SET TASK: Count the lines below that contain "Competency". Give only the number.

EXERCISE MATERIAL:

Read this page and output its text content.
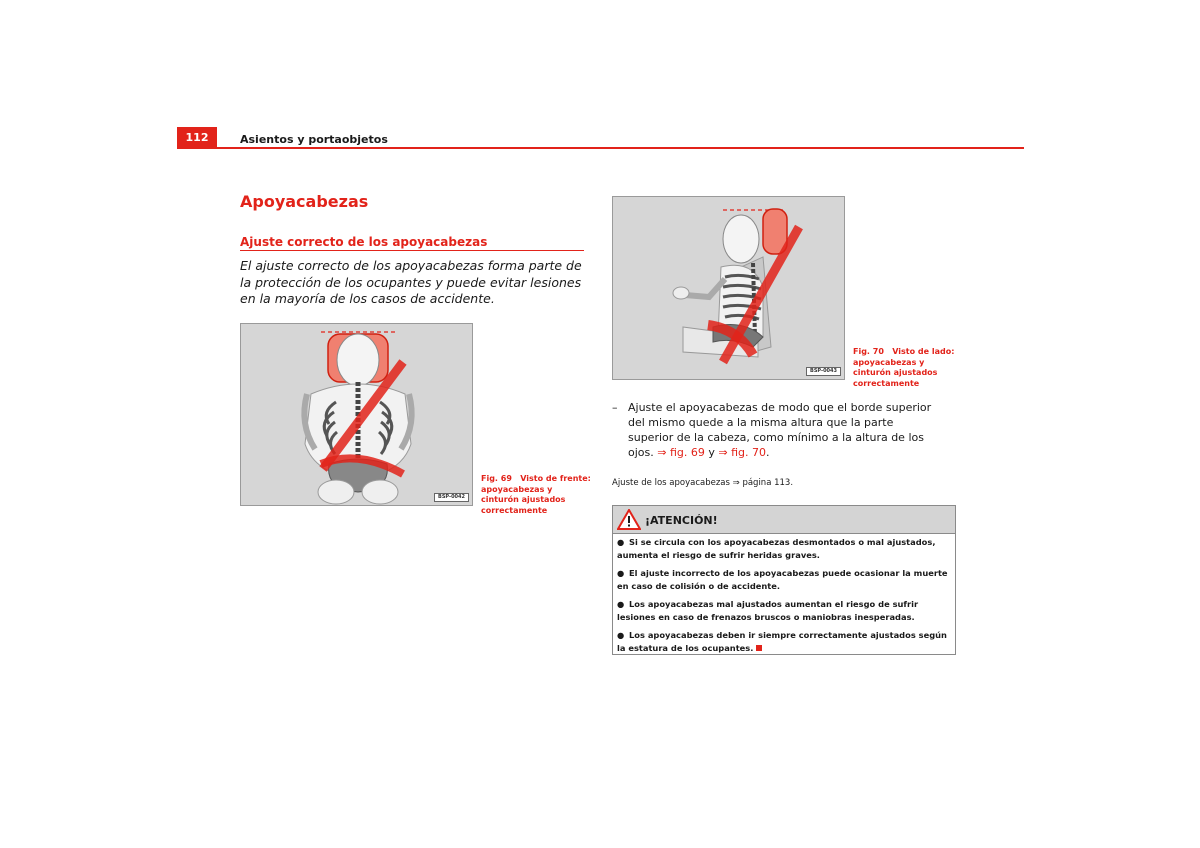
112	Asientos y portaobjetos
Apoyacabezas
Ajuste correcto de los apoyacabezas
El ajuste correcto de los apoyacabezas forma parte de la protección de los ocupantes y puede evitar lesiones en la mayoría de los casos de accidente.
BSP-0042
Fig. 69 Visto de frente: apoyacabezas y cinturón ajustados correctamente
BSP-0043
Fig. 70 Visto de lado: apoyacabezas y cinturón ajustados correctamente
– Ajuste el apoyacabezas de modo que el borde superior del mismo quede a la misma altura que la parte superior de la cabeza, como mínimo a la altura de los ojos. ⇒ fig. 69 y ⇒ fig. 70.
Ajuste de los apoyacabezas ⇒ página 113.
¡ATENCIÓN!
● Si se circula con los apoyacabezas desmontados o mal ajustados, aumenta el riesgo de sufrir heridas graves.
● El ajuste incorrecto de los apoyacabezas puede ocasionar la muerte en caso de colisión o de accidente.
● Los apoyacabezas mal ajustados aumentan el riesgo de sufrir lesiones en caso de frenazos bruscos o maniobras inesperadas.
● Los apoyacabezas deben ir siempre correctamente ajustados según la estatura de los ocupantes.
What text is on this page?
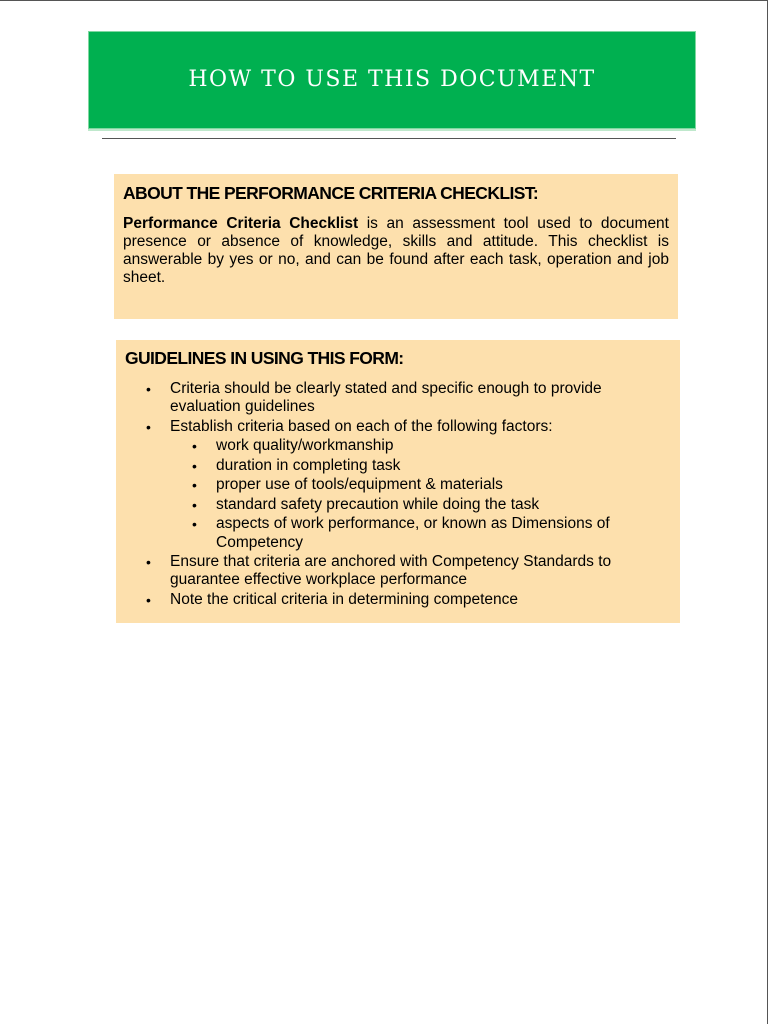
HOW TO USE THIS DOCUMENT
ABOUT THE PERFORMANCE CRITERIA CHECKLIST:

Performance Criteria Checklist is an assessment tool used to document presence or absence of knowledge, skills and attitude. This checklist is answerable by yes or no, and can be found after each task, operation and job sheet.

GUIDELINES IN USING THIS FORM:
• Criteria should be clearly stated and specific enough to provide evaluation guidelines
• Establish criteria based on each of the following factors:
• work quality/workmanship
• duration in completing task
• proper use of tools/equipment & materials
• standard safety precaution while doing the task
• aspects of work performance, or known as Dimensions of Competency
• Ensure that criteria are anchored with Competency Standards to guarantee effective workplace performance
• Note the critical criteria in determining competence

WRITTEN REPLY: 2